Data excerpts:
----------------------------------------
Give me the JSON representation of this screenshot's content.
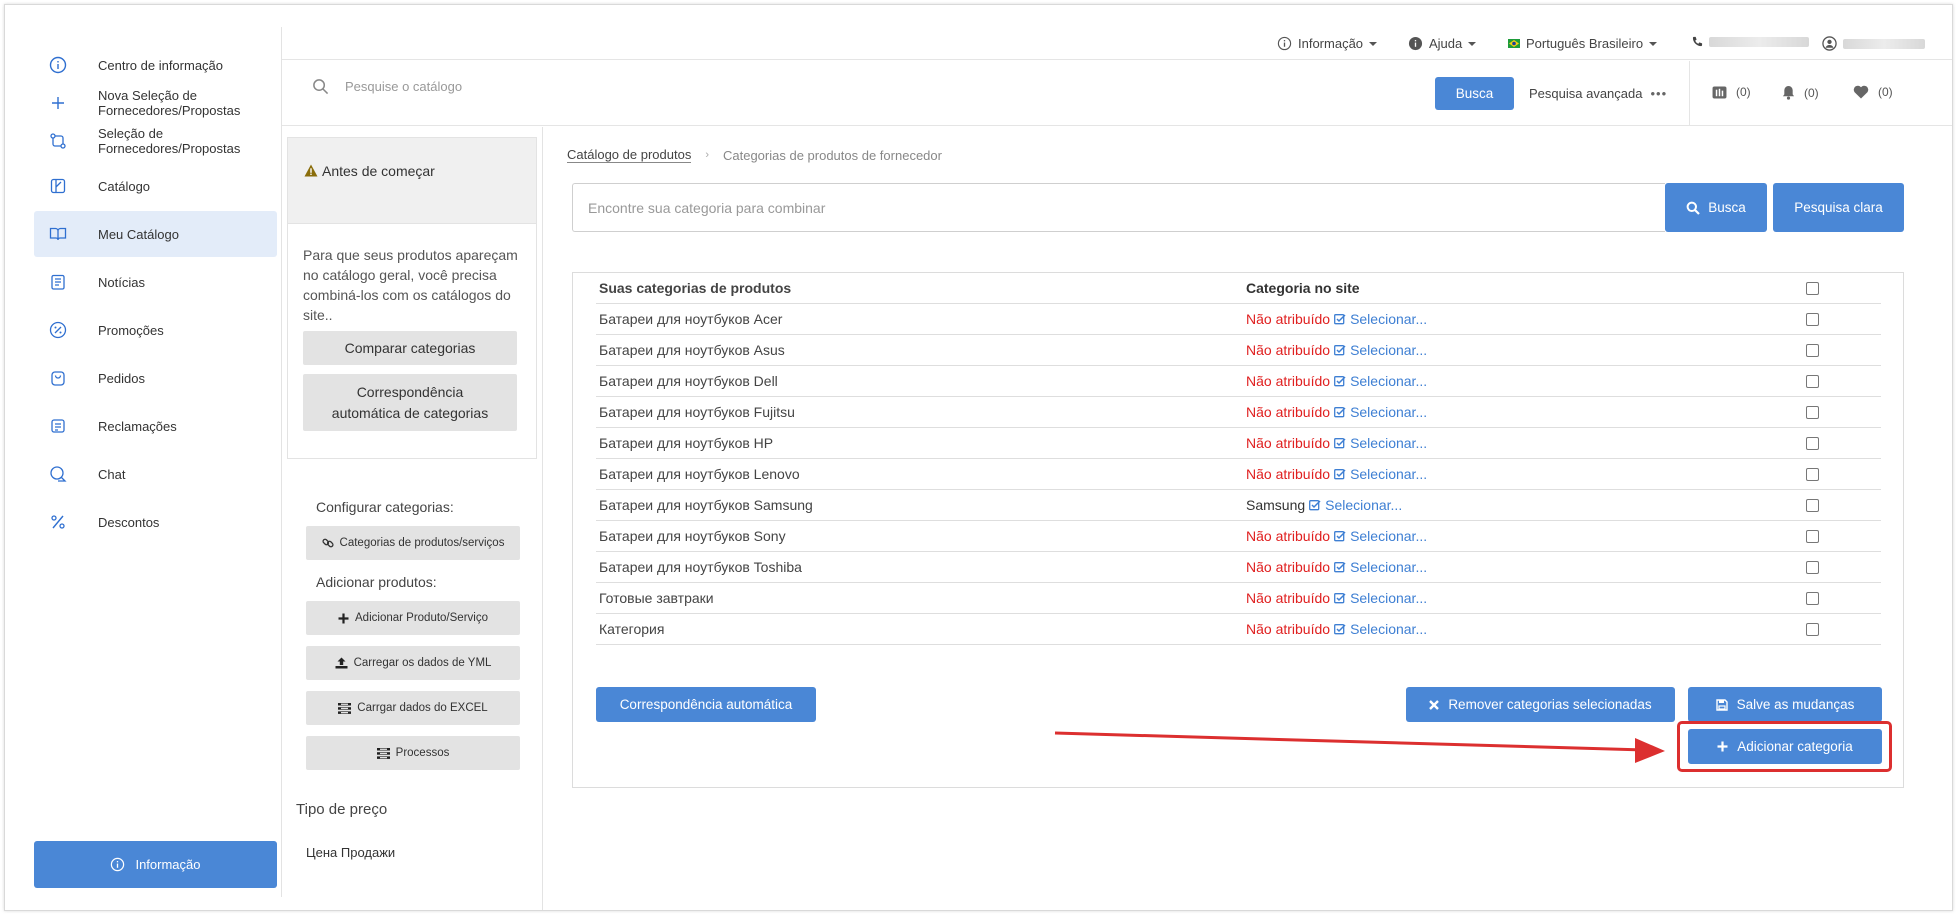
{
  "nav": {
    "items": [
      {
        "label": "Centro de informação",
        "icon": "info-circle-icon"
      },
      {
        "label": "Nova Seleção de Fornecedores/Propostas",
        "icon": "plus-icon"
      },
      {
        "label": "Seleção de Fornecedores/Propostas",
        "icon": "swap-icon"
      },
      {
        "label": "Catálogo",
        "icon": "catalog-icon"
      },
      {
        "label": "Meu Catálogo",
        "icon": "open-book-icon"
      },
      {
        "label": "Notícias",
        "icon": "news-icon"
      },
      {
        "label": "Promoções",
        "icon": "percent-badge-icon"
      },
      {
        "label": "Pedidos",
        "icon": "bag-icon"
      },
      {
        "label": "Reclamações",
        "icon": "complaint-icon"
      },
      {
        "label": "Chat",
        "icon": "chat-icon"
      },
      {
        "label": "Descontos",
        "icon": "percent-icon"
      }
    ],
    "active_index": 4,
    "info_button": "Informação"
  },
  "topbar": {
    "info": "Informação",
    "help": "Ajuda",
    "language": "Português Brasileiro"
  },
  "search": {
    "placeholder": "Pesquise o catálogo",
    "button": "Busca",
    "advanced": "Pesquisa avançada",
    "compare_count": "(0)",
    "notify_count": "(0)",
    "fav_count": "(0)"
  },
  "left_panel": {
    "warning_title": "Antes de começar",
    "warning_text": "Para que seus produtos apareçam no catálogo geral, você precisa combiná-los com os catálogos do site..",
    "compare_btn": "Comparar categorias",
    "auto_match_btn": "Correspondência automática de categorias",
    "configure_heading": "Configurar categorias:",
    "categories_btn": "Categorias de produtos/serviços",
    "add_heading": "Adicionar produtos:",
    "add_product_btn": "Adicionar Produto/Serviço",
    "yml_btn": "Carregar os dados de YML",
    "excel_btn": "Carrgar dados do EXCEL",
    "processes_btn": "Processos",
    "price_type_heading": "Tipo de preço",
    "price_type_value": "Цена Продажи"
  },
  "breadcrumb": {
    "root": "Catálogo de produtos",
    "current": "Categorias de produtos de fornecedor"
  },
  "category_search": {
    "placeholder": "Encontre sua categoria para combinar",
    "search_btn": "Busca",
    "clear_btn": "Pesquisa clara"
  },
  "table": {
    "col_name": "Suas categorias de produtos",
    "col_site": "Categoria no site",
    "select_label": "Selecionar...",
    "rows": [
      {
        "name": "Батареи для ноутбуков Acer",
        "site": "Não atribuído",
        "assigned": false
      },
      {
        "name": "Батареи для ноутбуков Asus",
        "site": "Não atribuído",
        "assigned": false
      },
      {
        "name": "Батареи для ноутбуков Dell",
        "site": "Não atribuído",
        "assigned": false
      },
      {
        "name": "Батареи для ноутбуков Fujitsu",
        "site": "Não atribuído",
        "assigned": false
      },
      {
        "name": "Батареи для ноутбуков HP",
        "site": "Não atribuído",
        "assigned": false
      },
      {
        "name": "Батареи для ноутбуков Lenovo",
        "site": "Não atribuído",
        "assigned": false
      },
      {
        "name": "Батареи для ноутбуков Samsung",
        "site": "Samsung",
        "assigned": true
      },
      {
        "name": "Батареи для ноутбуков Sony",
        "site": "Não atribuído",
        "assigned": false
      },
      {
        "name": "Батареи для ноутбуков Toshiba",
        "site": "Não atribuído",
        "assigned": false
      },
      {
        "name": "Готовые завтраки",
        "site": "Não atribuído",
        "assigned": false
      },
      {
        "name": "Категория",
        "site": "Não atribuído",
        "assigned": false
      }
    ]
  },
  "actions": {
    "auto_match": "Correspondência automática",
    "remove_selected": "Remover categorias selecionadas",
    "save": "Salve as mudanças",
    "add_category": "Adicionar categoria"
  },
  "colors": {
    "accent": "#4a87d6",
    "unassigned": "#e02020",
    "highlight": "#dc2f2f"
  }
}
----------------------------------------
Retype each line of the listing above word for word. Exclude the pictures.

Give me the JSON representation of this screenshot's content.
{
  "nav": {
    "items": [
      {
        "label": "Centro de informação",
        "icon": "info-circle-icon"
      },
      {
        "label": "Nova Seleção de Fornecedores/Propostas",
        "icon": "plus-icon"
      },
      {
        "label": "Seleção de Fornecedores/Propostas",
        "icon": "swap-icon"
      },
      {
        "label": "Catálogo",
        "icon": "catalog-icon"
      },
      {
        "label": "Meu Catálogo",
        "icon": "open-book-icon"
      },
      {
        "label": "Notícias",
        "icon": "news-icon"
      },
      {
        "label": "Promoções",
        "icon": "percent-badge-icon"
      },
      {
        "label": "Pedidos",
        "icon": "bag-icon"
      },
      {
        "label": "Reclamações",
        "icon": "complaint-icon"
      },
      {
        "label": "Chat",
        "icon": "chat-icon"
      },
      {
        "label": "Descontos",
        "icon": "percent-icon"
      }
    ],
    "active_index": 4,
    "info_button": "Informação"
  },
  "topbar": {
    "info": "Informação",
    "help": "Ajuda",
    "language": "Português Brasileiro"
  },
  "search": {
    "placeholder": "Pesquise o catálogo",
    "button": "Busca",
    "advanced": "Pesquisa avançada",
    "compare_count": "(0)",
    "notify_count": "(0)",
    "fav_count": "(0)"
  },
  "left_panel": {
    "warning_title": "Antes de começar",
    "warning_text": "Para que seus produtos apareçam no catálogo geral, você precisa combiná-los com os catálogos do site..",
    "compare_btn": "Comparar categorias",
    "auto_match_btn": "Correspondência automática de categorias",
    "configure_heading": "Configurar categorias:",
    "categories_btn": "Categorias de produtos/serviços",
    "add_heading": "Adicionar produtos:",
    "add_product_btn": "Adicionar Produto/Serviço",
    "yml_btn": "Carregar os dados de YML",
    "excel_btn": "Carrgar dados do EXCEL",
    "processes_btn": "Processos",
    "price_type_heading": "Tipo de preço",
    "price_type_value": "Цена Продажи"
  },
  "breadcrumb": {
    "root": "Catálogo de produtos",
    "current": "Categorias de produtos de fornecedor"
  },
  "category_search": {
    "placeholder": "Encontre sua categoria para combinar",
    "search_btn": "Busca",
    "clear_btn": "Pesquisa clara"
  },
  "table": {
    "col_name": "Suas categorias de produtos",
    "col_site": "Categoria no site",
    "select_label": "Selecionar...",
    "rows": [
      {
        "name": "Батареи для ноутбуков Acer",
        "site": "Não atribuído",
        "assigned": false
      },
      {
        "name": "Батареи для ноутбуков Asus",
        "site": "Não atribuído",
        "assigned": false
      },
      {
        "name": "Батареи для ноутбуков Dell",
        "site": "Não atribuído",
        "assigned": false
      },
      {
        "name": "Батареи для ноутбуков Fujitsu",
        "site": "Não atribuído",
        "assigned": false
      },
      {
        "name": "Батареи для ноутбуков HP",
        "site": "Não atribuído",
        "assigned": false
      },
      {
        "name": "Батареи для ноутбуков Lenovo",
        "site": "Não atribuído",
        "assigned": false
      },
      {
        "name": "Батареи для ноутбуков Samsung",
        "site": "Samsung",
        "assigned": true
      },
      {
        "name": "Батареи для ноутбуков Sony",
        "site": "Não atribuído",
        "assigned": false
      },
      {
        "name": "Батареи для ноутбуков Toshiba",
        "site": "Não atribuído",
        "assigned": false
      },
      {
        "name": "Готовые завтраки",
        "site": "Não atribuído",
        "assigned": false
      },
      {
        "name": "Категория",
        "site": "Não atribuído",
        "assigned": false
      }
    ]
  },
  "actions": {
    "auto_match": "Correspondência automática",
    "remove_selected": "Remover categorias selecionadas",
    "save": "Salve as mudanças",
    "add_category": "Adicionar categoria"
  },
  "colors": {
    "accent": "#4a87d6",
    "unassigned": "#e02020",
    "highlight": "#dc2f2f"
  }
}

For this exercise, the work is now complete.